- Aim of the exercise
Exactly as written, print each record in the listing.

* BEGIN Task data *

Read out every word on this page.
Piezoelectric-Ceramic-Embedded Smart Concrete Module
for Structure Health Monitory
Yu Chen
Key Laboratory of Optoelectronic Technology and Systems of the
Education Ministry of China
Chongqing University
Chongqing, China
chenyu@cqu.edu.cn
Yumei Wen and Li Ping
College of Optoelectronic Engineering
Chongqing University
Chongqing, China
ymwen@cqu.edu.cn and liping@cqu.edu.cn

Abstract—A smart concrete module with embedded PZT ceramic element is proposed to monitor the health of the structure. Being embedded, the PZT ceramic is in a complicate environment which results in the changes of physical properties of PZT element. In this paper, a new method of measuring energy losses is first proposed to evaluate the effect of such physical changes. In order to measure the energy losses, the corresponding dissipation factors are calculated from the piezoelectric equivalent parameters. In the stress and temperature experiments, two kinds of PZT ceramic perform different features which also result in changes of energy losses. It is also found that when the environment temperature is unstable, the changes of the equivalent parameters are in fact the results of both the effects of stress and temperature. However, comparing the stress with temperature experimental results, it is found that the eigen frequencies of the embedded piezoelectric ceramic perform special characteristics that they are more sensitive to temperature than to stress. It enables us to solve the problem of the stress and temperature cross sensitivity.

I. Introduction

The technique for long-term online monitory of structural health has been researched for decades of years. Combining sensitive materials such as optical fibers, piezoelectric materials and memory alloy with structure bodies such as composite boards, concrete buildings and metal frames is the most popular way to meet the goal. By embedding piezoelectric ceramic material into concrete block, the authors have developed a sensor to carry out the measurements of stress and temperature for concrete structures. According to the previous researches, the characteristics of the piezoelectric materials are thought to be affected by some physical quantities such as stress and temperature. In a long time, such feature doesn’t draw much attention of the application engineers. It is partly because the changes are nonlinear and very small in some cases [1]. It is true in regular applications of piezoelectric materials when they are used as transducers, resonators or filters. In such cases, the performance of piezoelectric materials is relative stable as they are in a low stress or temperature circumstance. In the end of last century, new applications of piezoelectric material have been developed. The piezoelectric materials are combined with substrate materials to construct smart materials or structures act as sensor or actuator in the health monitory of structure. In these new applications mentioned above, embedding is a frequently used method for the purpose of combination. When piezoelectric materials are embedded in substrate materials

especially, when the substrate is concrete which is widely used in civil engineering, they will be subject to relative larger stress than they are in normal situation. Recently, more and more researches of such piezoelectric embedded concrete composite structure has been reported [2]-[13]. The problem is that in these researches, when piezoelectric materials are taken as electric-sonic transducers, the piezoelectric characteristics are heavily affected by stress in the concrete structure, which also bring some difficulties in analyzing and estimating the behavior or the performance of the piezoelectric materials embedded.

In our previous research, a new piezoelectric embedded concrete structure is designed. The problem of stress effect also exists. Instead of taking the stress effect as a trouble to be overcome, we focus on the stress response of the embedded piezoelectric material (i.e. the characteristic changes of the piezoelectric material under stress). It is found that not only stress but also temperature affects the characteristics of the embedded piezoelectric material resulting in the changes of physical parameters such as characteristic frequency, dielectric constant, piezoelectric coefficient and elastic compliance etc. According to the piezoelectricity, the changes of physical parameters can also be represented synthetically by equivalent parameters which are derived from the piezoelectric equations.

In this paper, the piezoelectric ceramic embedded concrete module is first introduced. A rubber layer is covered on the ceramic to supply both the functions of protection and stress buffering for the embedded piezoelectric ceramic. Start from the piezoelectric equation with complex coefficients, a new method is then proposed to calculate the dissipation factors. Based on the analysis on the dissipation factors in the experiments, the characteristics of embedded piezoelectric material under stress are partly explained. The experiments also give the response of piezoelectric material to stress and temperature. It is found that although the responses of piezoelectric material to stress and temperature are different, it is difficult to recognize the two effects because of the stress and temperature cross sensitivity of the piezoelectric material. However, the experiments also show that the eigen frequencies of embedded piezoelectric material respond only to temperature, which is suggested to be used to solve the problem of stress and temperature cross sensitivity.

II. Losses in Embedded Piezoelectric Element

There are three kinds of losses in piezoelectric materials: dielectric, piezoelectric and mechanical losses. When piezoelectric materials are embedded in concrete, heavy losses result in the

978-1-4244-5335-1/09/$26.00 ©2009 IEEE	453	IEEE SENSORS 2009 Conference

* END Task data *

- Expected output
Read out every word on this page.
Piezoelectric-Ceramic-Embedded Smart Concrete Module
for Structure Health Monitory
Yu Chen
Key Laboratory of Optoelectronic Technology and Systems of the
Education Ministry of China
Chongqing University
Chongqing, China
chenyu@cqu.edu.cn
Yumei Wen and Li Ping
College of Optoelectronic Engineering
Chongqing University
Chongqing, China
ymwen@cqu.edu.cn and liping@cqu.edu.cn

Abstract—A smart concrete module with embedded PZT ceramic element is proposed to monitor the health of the structure. Being embedded, the PZT ceramic is in a complicate environment which results in the changes of physical properties of PZT element. In this paper, a new method of measuring energy losses is first proposed to evaluate the effect of such physical changes. In order to measure the energy losses, the corresponding dissipation factors are calculated from the piezoelectric equivalent parameters. In the stress and temperature experiments, two kinds of PZT ceramic perform different features which also result in changes of energy losses. It is also found that when the environment temperature is unstable, the changes of the equivalent parameters are in fact the results of both the effects of stress and temperature. However, comparing the stress with temperature experimental results, it is found that the eigen frequencies of the embedded piezoelectric ceramic perform special characteristics that they are more sensitive to temperature than to stress. It enables us to solve the problem of the stress and temperature cross sensitivity.

I. Introduction

The technique for long-term online monitory of structural health has been researched for decades of years. Combining sensitive materials such as optical fibers, piezoelectric materials and memory alloy with structure bodies such as composite boards, concrete buildings and metal frames is the most popular way to meet the goal. By embedding piezoelectric ceramic material into concrete block, the authors have developed a sensor to carry out the measurements of stress and temperature for concrete structures. According to the previous researches, the characteristics of the piezoelectric materials are thought to be affected by some physical quantities such as stress and temperature. In a long time, such feature doesn’t draw much attention of the application engineers. It is partly because the changes are nonlinear and very small in some cases [1]. It is true in regular applications of piezoelectric materials when they are used as transducers, resonators or filters. In such cases, the performance of piezoelectric materials is relative stable as they are in a low stress or temperature circumstance. In the end of last century, new applications of piezoelectric material have been developed. The piezoelectric materials are combined with substrate materials to construct smart materials or structures act as sensor or actuator in the health monitory of structure. In these new applications mentioned above, embedding is a frequently used method for the purpose of combination. When piezoelectric materials are embedded in substrate materials

especially, when the substrate is concrete which is widely used in civil engineering, they will be subject to relative larger stress than they are in normal situation. Recently, more and more researches of such piezoelectric embedded concrete composite structure has been reported [2]-[13]. The problem is that in these researches, when piezoelectric materials are taken as electric-sonic transducers, the piezoelectric characteristics are heavily affected by stress in the concrete structure, which also bring some difficulties in analyzing and estimating the behavior or the performance of the piezoelectric materials embedded.

In our previous research, a new piezoelectric embedded concrete structure is designed. The problem of stress effect also exists. Instead of taking the stress effect as a trouble to be overcome, we focus on the stress response of the embedded piezoelectric material (i.e. the characteristic changes of the piezoelectric material under stress). It is found that not only stress but also temperature affects the characteristics of the embedded piezoelectric material resulting in the changes of physical parameters such as characteristic frequency, dielectric constant, piezoelectric coefficient and elastic compliance etc. According to the piezoelectricity, the changes of physical parameters can also be represented synthetically by equivalent parameters which are derived from the piezoelectric equations.

In this paper, the piezoelectric ceramic embedded concrete module is first introduced. A rubber layer is covered on the ceramic to supply both the functions of protection and stress buffering for the embedded piezoelectric ceramic. Start from the piezoelectric equation with complex coefficients, a new method is then proposed to calculate the dissipation factors. Based on the analysis on the dissipation factors in the experiments, the characteristics of embedded piezoelectric material under stress are partly explained. The experiments also give the response of piezoelectric material to stress and temperature. It is found that although the responses of piezoelectric material to stress and temperature are different, it is difficult to recognize the two effects because of the stress and temperature cross sensitivity of the piezoelectric material. However, the experiments also show that the eigen frequencies of embedded piezoelectric material respond only to temperature, which is suggested to be used to solve the problem of stress and temperature cross sensitivity.

II. Losses in Embedded Piezoelectric Element

There are three kinds of losses in piezoelectric materials: dielectric, piezoelectric and mechanical losses. When piezoelectric materials are embedded in concrete, heavy losses result in the

978-1-4244-5335-1/09/$26.00 ©2009 IEEE	453	IEEE SENSORS 2009 Conference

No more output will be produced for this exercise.